----- MATERIAL PROVIDED

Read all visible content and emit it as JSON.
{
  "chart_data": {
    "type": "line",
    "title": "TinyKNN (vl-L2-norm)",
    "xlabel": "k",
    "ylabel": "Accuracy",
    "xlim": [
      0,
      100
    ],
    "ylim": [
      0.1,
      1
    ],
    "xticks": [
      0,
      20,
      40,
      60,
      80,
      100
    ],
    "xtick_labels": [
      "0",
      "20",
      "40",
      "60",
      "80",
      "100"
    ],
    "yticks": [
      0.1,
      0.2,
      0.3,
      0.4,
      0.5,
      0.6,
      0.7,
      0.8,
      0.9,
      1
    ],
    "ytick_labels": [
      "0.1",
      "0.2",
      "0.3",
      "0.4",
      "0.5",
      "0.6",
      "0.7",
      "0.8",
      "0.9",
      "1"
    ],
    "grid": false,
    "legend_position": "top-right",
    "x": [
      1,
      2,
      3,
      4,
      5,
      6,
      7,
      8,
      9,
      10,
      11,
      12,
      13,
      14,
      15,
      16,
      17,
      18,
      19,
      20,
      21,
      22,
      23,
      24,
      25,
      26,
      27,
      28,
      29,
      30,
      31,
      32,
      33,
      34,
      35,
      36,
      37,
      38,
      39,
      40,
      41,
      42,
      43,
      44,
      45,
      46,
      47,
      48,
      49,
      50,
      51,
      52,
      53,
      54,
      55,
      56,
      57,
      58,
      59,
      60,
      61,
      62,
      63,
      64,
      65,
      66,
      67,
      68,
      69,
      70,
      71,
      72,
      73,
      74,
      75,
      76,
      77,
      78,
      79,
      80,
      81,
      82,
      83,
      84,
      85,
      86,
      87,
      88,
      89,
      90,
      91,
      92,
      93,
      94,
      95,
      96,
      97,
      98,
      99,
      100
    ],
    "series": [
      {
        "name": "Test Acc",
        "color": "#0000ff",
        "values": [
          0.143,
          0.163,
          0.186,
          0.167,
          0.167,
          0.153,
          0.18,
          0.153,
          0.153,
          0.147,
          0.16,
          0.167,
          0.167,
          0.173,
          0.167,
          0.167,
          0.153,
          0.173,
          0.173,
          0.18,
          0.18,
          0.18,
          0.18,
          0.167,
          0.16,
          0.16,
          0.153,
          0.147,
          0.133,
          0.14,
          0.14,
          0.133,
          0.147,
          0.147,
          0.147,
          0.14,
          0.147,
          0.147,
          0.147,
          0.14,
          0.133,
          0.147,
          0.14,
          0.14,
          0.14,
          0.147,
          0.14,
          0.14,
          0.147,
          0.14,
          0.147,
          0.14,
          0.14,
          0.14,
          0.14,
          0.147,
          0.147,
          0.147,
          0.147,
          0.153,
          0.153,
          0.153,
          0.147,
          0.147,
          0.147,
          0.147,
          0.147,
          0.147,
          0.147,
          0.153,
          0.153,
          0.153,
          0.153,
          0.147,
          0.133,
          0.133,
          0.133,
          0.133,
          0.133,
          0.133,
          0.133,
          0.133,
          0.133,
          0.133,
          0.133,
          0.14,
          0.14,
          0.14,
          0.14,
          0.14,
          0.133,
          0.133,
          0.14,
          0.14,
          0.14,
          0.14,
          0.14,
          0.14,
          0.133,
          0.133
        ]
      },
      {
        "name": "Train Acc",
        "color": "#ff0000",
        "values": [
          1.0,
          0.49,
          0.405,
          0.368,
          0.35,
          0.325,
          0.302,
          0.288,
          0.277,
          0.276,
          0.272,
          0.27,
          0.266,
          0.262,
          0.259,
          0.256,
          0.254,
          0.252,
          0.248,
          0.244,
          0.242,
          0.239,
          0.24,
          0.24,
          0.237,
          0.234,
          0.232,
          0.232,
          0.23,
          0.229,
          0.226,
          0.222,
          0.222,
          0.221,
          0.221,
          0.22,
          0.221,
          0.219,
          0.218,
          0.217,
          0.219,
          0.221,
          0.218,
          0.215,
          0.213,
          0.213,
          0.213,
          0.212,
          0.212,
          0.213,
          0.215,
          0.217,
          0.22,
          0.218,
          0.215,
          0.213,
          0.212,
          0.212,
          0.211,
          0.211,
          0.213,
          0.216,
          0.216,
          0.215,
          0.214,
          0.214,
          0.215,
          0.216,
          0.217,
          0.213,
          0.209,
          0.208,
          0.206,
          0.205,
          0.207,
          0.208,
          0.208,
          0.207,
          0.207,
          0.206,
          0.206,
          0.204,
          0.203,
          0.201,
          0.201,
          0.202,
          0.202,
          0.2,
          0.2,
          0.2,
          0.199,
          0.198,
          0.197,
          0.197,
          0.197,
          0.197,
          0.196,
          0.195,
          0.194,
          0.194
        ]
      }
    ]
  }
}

----------

• [WHAT IS NEEDED] Every record should be repeated exactly; please leave none out.

• [WRITTEN RESPONSE]
Read all visible content and emit it as JSON.
{
  "chart_data": {
    "type": "line",
    "title": "TinyKNN (vl-L2-norm)",
    "xlabel": "k",
    "ylabel": "Accuracy",
    "xlim": [
      0,
      100
    ],
    "ylim": [
      0.1,
      1
    ],
    "xticks": [
      0,
      20,
      40,
      60,
      80,
      100
    ],
    "xtick_labels": [
      "0",
      "20",
      "40",
      "60",
      "80",
      "100"
    ],
    "yticks": [
      0.1,
      0.2,
      0.3,
      0.4,
      0.5,
      0.6,
      0.7,
      0.8,
      0.9,
      1
    ],
    "ytick_labels": [
      "0.1",
      "0.2",
      "0.3",
      "0.4",
      "0.5",
      "0.6",
      "0.7",
      "0.8",
      "0.9",
      "1"
    ],
    "grid": false,
    "legend_position": "top-right",
    "x": [
      1,
      2,
      3,
      4,
      5,
      6,
      7,
      8,
      9,
      10,
      11,
      12,
      13,
      14,
      15,
      16,
      17,
      18,
      19,
      20,
      21,
      22,
      23,
      24,
      25,
      26,
      27,
      28,
      29,
      30,
      31,
      32,
      33,
      34,
      35,
      36,
      37,
      38,
      39,
      40,
      41,
      42,
      43,
      44,
      45,
      46,
      47,
      48,
      49,
      50,
      51,
      52,
      53,
      54,
      55,
      56,
      57,
      58,
      59,
      60,
      61,
      62,
      63,
      64,
      65,
      66,
      67,
      68,
      69,
      70,
      71,
      72,
      73,
      74,
      75,
      76,
      77,
      78,
      79,
      80,
      81,
      82,
      83,
      84,
      85,
      86,
      87,
      88,
      89,
      90,
      91,
      92,
      93,
      94,
      95,
      96,
      97,
      98,
      99,
      100
    ],
    "series": [
      {
        "name": "Test Acc",
        "color": "#0000ff",
        "values": [
          0.143,
          0.163,
          0.186,
          0.167,
          0.167,
          0.153,
          0.18,
          0.153,
          0.153,
          0.147,
          0.16,
          0.167,
          0.167,
          0.173,
          0.167,
          0.167,
          0.153,
          0.173,
          0.173,
          0.18,
          0.18,
          0.18,
          0.18,
          0.167,
          0.16,
          0.16,
          0.153,
          0.147,
          0.133,
          0.14,
          0.14,
          0.133,
          0.147,
          0.147,
          0.147,
          0.14,
          0.147,
          0.147,
          0.147,
          0.14,
          0.133,
          0.147,
          0.14,
          0.14,
          0.14,
          0.147,
          0.14,
          0.14,
          0.147,
          0.14,
          0.147,
          0.14,
          0.14,
          0.14,
          0.14,
          0.147,
          0.147,
          0.147,
          0.147,
          0.153,
          0.153,
          0.153,
          0.147,
          0.147,
          0.147,
          0.147,
          0.147,
          0.147,
          0.147,
          0.153,
          0.153,
          0.153,
          0.153,
          0.147,
          0.133,
          0.133,
          0.133,
          0.133,
          0.133,
          0.133,
          0.133,
          0.133,
          0.133,
          0.133,
          0.133,
          0.14,
          0.14,
          0.14,
          0.14,
          0.14,
          0.133,
          0.133,
          0.14,
          0.14,
          0.14,
          0.14,
          0.14,
          0.14,
          0.133,
          0.133
        ]
      },
      {
        "name": "Train Acc",
        "color": "#ff0000",
        "values": [
          1.0,
          0.49,
          0.405,
          0.368,
          0.35,
          0.325,
          0.302,
          0.288,
          0.277,
          0.276,
          0.272,
          0.27,
          0.266,
          0.262,
          0.259,
          0.256,
          0.254,
          0.252,
          0.248,
          0.244,
          0.242,
          0.239,
          0.24,
          0.24,
          0.237,
          0.234,
          0.232,
          0.232,
          0.23,
          0.229,
          0.226,
          0.222,
          0.222,
          0.221,
          0.221,
          0.22,
          0.221,
          0.219,
          0.218,
          0.217,
          0.219,
          0.221,
          0.218,
          0.215,
          0.213,
          0.213,
          0.213,
          0.212,
          0.212,
          0.213,
          0.215,
          0.217,
          0.22,
          0.218,
          0.215,
          0.213,
          0.212,
          0.212,
          0.211,
          0.211,
          0.213,
          0.216,
          0.216,
          0.215,
          0.214,
          0.214,
          0.215,
          0.216,
          0.217,
          0.213,
          0.209,
          0.208,
          0.206,
          0.205,
          0.207,
          0.208,
          0.208,
          0.207,
          0.207,
          0.206,
          0.206,
          0.204,
          0.203,
          0.201,
          0.201,
          0.202,
          0.202,
          0.2,
          0.2,
          0.2,
          0.199,
          0.198,
          0.197,
          0.197,
          0.197,
          0.197,
          0.196,
          0.195,
          0.194,
          0.194
        ]
      }
    ]
  }
}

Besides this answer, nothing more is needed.